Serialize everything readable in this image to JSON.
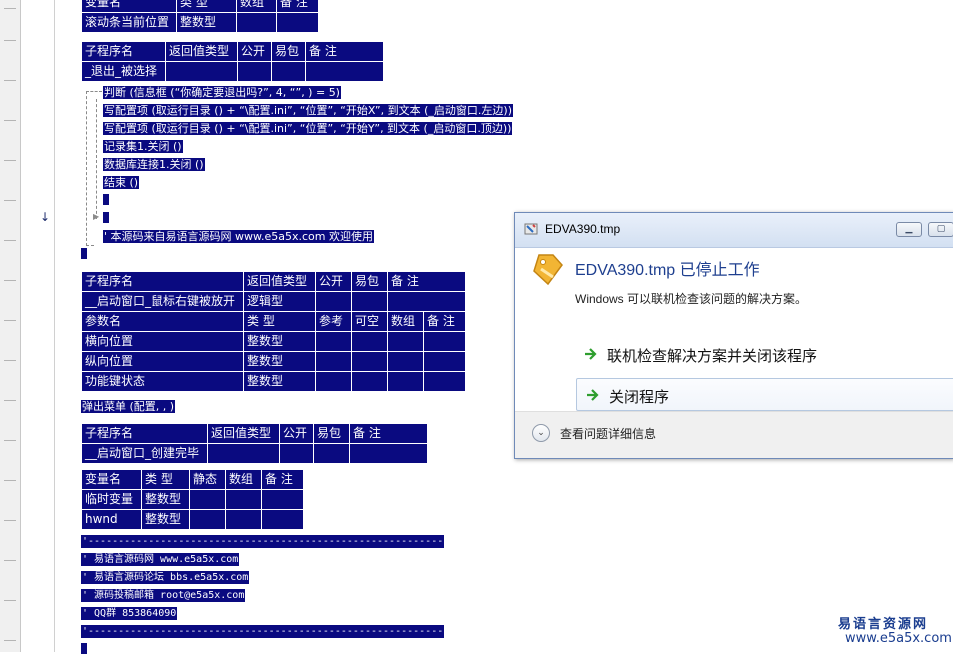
{
  "table_var_top": {
    "header": [
      "变量名",
      "类 型",
      "数组",
      "备 注"
    ],
    "row": [
      "滚动条当前位置",
      "整数型",
      "",
      ""
    ]
  },
  "table_sub1": {
    "header": [
      "子程序名",
      "返回值类型",
      "公开",
      "易包",
      "备 注"
    ],
    "row": [
      "_退出_被选择",
      "",
      "",
      "",
      ""
    ]
  },
  "code_lines": [
    "判断 (信息框 (“你确定要退出吗?”, 4, “”, ) = 5)",
    "写配置项 (取运行目录 () + “\\配置.ini”, “位置”, “开始X”, 到文本 (_启动窗口.左边))",
    "写配置项 (取运行目录 () + “\\配置.ini”, “位置”, “开始Y”, 到文本 (_启动窗口.顶边))",
    "记录集1.关闭 ()",
    "数据库连接1.关闭 ()",
    "结束 ()",
    "' 本源码来自易语言源码网 www.e5a5x.com 欢迎使用"
  ],
  "table_sub2": {
    "header": [
      "子程序名",
      "返回值类型",
      "公开",
      "易包",
      "备 注"
    ],
    "row": [
      "__启动窗口_鼠标右键被放开",
      "逻辑型",
      "",
      "",
      ""
    ],
    "param_header": [
      "参数名",
      "类 型",
      "参考",
      "可空",
      "数组",
      "备 注"
    ],
    "params": [
      [
        "横向位置",
        "整数型",
        "",
        "",
        "",
        ""
      ],
      [
        "纵向位置",
        "整数型",
        "",
        "",
        "",
        ""
      ],
      [
        "功能键状态",
        "整数型",
        "",
        "",
        "",
        ""
      ]
    ]
  },
  "popup_line": "弹出菜单 (配置, , )",
  "table_sub3": {
    "header": [
      "子程序名",
      "返回值类型",
      "公开",
      "易包",
      "备 注"
    ],
    "row": [
      "__启动窗口_创建完毕",
      "",
      "",
      "",
      ""
    ]
  },
  "table_var3": {
    "header": [
      "变量名",
      "类 型",
      "静态",
      "数组",
      "备 注"
    ],
    "rows": [
      [
        "临时变量",
        "整数型",
        "",
        "",
        ""
      ],
      [
        "hwnd",
        "整数型",
        "",
        "",
        ""
      ]
    ]
  },
  "comment_lines": [
    "'-----------------------------------------------------------",
    "' 易语言源码网    www.e5a5x.com",
    "' 易语言源码论坛    bbs.e5a5x.com",
    "' 源码投稿邮箱  root@e5a5x.com",
    "' QQ群    853864090",
    "'-----------------------------------------------------------"
  ],
  "dialog": {
    "title": "EDVA390.tmp",
    "heading": "EDVA390.tmp 已停止工作",
    "description": "Windows 可以联机检查该问题的解决方案。",
    "option1": "联机检查解决方案并关闭该程序",
    "option2": "关闭程序",
    "details": "查看问题详细信息"
  },
  "watermark": {
    "line1": "易语言资源网",
    "line2": "www.e5a5x.com"
  },
  "colors": {
    "code_bg": "#0a0a80",
    "dialog_heading": "#1e3f8f",
    "option_arrow": "#2e9e2e",
    "watermark": "#1a3d8f"
  }
}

────────────────────────────────────────

**PROBLEM TO WORK ON**
Print every entry exactly as written, without the pictures.

**COMPLETE OUTPUT**
Serialize everything readable in this image to JSON.
{
  "table_var_top": {
    "header": [
      "变量名",
      "类 型",
      "数组",
      "备 注"
    ],
    "row": [
      "滚动条当前位置",
      "整数型",
      "",
      ""
    ]
  },
  "table_sub1": {
    "header": [
      "子程序名",
      "返回值类型",
      "公开",
      "易包",
      "备 注"
    ],
    "row": [
      "_退出_被选择",
      "",
      "",
      "",
      ""
    ]
  },
  "code_lines": [
    "判断 (信息框 (“你确定要退出吗?”, 4, “”, ) = 5)",
    "写配置项 (取运行目录 () + “\\配置.ini”, “位置”, “开始X”, 到文本 (_启动窗口.左边))",
    "写配置项 (取运行目录 () + “\\配置.ini”, “位置”, “开始Y”, 到文本 (_启动窗口.顶边))",
    "记录集1.关闭 ()",
    "数据库连接1.关闭 ()",
    "结束 ()",
    "' 本源码来自易语言源码网 www.e5a5x.com 欢迎使用"
  ],
  "table_sub2": {
    "header": [
      "子程序名",
      "返回值类型",
      "公开",
      "易包",
      "备 注"
    ],
    "row": [
      "__启动窗口_鼠标右键被放开",
      "逻辑型",
      "",
      "",
      ""
    ],
    "param_header": [
      "参数名",
      "类 型",
      "参考",
      "可空",
      "数组",
      "备 注"
    ],
    "params": [
      [
        "横向位置",
        "整数型",
        "",
        "",
        "",
        ""
      ],
      [
        "纵向位置",
        "整数型",
        "",
        "",
        "",
        ""
      ],
      [
        "功能键状态",
        "整数型",
        "",
        "",
        "",
        ""
      ]
    ]
  },
  "popup_line": "弹出菜单 (配置, , )",
  "table_sub3": {
    "header": [
      "子程序名",
      "返回值类型",
      "公开",
      "易包",
      "备 注"
    ],
    "row": [
      "__启动窗口_创建完毕",
      "",
      "",
      "",
      ""
    ]
  },
  "table_var3": {
    "header": [
      "变量名",
      "类 型",
      "静态",
      "数组",
      "备 注"
    ],
    "rows": [
      [
        "临时变量",
        "整数型",
        "",
        "",
        ""
      ],
      [
        "hwnd",
        "整数型",
        "",
        "",
        ""
      ]
    ]
  },
  "comment_lines": [
    "'-----------------------------------------------------------",
    "' 易语言源码网    www.e5a5x.com",
    "' 易语言源码论坛    bbs.e5a5x.com",
    "' 源码投稿邮箱  root@e5a5x.com",
    "' QQ群    853864090",
    "'-----------------------------------------------------------"
  ],
  "dialog": {
    "title": "EDVA390.tmp",
    "heading": "EDVA390.tmp 已停止工作",
    "description": "Windows 可以联机检查该问题的解决方案。",
    "option1": "联机检查解决方案并关闭该程序",
    "option2": "关闭程序",
    "details": "查看问题详细信息"
  },
  "watermark": {
    "line1": "易语言资源网",
    "line2": "www.e5a5x.com"
  },
  "colors": {
    "code_bg": "#0a0a80",
    "dialog_heading": "#1e3f8f",
    "option_arrow": "#2e9e2e",
    "watermark": "#1a3d8f"
  }
}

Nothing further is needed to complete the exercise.